**Dataset excerpt**
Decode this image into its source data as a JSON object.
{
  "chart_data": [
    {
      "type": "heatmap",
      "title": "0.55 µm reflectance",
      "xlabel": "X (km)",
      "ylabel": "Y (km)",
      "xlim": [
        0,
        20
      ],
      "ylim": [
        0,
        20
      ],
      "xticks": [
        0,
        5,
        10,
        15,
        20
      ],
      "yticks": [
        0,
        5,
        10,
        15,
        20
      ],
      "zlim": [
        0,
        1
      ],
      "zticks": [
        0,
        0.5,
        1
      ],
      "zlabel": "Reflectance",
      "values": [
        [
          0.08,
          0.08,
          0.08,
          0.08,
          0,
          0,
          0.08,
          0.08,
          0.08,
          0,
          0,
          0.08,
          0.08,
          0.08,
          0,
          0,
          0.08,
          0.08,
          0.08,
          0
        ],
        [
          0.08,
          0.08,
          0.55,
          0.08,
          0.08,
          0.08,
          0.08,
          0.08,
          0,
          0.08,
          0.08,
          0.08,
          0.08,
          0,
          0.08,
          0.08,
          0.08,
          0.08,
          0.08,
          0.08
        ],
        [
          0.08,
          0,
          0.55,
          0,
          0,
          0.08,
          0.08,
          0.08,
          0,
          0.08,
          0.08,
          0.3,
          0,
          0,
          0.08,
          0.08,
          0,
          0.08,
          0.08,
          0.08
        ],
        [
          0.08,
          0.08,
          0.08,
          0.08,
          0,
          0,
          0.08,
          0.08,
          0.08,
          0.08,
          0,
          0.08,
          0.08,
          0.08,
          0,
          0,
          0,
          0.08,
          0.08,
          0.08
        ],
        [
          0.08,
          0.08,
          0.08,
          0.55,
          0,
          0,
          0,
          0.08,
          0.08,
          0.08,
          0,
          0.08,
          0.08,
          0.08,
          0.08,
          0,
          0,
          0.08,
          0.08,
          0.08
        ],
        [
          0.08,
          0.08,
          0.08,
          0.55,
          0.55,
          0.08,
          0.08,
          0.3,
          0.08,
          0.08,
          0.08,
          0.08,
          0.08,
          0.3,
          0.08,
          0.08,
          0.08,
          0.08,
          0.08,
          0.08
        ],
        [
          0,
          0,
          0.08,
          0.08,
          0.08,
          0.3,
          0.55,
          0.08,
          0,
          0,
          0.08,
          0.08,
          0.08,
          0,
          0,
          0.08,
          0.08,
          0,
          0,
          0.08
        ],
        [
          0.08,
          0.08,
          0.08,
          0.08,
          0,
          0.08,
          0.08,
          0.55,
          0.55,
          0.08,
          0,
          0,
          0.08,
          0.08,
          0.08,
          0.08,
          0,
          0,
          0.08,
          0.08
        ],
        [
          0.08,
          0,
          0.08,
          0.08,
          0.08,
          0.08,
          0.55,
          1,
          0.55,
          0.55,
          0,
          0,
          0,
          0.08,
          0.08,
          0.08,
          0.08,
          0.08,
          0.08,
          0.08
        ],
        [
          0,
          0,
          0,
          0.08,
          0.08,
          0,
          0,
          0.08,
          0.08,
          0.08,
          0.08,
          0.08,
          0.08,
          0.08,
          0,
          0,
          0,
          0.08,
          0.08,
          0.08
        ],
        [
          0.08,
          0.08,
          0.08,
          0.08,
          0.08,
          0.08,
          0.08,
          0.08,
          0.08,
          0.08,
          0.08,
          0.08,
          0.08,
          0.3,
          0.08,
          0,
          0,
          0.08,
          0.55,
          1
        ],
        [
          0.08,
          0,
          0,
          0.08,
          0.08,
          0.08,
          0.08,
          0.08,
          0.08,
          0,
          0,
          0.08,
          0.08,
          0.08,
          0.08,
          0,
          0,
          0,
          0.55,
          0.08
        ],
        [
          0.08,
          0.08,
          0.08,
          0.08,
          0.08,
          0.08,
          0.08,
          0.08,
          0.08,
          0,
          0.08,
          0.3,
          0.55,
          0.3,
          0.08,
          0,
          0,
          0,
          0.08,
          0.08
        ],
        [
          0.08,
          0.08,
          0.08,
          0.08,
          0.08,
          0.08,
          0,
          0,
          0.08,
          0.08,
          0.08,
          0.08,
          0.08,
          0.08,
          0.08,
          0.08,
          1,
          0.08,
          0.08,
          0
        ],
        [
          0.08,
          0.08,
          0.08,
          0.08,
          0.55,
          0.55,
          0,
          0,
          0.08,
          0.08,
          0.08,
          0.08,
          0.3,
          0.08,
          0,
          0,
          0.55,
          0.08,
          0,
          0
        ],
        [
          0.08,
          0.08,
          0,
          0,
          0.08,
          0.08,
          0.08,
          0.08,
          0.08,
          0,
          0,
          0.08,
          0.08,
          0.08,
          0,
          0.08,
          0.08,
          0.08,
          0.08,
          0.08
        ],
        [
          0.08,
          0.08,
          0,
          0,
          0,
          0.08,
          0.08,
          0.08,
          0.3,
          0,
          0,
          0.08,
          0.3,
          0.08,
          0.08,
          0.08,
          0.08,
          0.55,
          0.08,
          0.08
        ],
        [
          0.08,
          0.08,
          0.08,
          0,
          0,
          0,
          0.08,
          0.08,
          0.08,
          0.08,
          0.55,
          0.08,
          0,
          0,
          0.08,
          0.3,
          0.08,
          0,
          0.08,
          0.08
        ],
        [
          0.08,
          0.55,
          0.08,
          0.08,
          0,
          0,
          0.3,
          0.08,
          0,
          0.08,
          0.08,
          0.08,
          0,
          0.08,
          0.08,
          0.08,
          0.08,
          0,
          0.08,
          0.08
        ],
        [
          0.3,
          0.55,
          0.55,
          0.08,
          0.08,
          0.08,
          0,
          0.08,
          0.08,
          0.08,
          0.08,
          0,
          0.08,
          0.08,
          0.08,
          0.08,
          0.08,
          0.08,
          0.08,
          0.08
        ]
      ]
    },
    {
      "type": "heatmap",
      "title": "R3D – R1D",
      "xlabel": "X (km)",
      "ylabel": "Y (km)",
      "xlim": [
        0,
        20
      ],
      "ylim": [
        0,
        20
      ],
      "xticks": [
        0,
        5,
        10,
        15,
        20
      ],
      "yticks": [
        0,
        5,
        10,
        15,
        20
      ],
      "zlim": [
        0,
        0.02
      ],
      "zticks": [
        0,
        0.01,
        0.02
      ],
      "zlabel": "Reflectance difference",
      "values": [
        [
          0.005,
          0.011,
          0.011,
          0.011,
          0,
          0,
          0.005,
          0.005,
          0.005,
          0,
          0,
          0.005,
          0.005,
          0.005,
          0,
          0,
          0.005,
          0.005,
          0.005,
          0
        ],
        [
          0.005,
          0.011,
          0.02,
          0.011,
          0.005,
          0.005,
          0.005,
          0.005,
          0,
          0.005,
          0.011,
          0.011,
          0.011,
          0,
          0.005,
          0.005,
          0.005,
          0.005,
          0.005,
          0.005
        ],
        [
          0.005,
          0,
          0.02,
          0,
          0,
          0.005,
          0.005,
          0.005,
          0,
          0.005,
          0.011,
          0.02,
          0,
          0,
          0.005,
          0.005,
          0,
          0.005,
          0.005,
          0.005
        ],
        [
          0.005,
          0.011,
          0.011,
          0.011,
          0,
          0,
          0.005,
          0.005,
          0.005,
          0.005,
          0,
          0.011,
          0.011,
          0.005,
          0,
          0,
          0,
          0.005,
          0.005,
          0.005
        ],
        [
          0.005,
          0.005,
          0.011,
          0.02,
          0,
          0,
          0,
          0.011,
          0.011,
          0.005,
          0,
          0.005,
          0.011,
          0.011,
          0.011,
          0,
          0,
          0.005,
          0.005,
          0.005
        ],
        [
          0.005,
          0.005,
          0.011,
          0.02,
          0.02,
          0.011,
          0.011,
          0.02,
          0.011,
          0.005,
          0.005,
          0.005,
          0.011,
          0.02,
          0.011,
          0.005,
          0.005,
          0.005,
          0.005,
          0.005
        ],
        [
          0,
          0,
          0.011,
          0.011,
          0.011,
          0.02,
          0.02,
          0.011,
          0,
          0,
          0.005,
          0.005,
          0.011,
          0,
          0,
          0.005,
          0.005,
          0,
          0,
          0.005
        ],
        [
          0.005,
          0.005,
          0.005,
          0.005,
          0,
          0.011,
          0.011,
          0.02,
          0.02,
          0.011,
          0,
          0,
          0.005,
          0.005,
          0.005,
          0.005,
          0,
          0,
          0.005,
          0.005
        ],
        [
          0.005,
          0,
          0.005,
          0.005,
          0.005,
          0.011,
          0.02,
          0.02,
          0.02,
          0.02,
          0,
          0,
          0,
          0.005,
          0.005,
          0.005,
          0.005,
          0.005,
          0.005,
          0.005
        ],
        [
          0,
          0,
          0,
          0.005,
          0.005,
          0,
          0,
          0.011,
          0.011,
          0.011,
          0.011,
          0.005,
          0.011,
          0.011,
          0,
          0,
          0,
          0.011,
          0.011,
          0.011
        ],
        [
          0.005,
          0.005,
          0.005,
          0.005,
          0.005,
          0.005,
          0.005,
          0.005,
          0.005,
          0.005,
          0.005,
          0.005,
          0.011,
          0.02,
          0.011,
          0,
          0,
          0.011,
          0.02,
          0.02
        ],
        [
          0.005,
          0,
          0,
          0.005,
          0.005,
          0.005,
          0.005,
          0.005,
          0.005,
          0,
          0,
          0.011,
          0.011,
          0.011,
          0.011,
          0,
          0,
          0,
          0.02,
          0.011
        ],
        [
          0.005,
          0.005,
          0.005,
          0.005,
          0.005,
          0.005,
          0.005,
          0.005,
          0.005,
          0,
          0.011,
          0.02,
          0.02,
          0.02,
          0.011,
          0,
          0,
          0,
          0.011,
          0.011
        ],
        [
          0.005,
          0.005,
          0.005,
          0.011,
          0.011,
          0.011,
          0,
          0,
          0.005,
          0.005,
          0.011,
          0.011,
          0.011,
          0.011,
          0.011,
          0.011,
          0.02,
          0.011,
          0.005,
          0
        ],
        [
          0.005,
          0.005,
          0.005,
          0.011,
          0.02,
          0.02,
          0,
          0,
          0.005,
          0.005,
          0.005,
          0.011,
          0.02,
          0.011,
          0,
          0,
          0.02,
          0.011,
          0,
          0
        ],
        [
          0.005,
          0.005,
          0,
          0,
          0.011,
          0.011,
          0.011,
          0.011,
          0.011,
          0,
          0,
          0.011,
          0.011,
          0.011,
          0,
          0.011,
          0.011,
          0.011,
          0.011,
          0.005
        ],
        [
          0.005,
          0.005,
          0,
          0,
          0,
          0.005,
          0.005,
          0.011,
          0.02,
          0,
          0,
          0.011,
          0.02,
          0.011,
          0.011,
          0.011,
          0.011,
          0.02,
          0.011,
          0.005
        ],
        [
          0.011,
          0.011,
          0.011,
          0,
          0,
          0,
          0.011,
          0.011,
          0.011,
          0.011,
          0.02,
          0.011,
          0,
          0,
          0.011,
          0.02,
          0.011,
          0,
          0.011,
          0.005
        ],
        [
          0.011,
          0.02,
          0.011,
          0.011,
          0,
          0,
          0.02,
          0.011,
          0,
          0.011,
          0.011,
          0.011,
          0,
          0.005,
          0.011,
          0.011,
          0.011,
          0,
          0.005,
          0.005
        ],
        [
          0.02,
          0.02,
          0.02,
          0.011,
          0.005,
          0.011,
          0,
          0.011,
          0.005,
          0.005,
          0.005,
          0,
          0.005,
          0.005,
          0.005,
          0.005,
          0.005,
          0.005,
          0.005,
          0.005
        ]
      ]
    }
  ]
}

**WRITTEN REQUEST**
Return every line containing "zlabel".

**CORRECT ANSWER**
      "zlabel": "Reflectance",
      "zlabel": "Reflectance difference",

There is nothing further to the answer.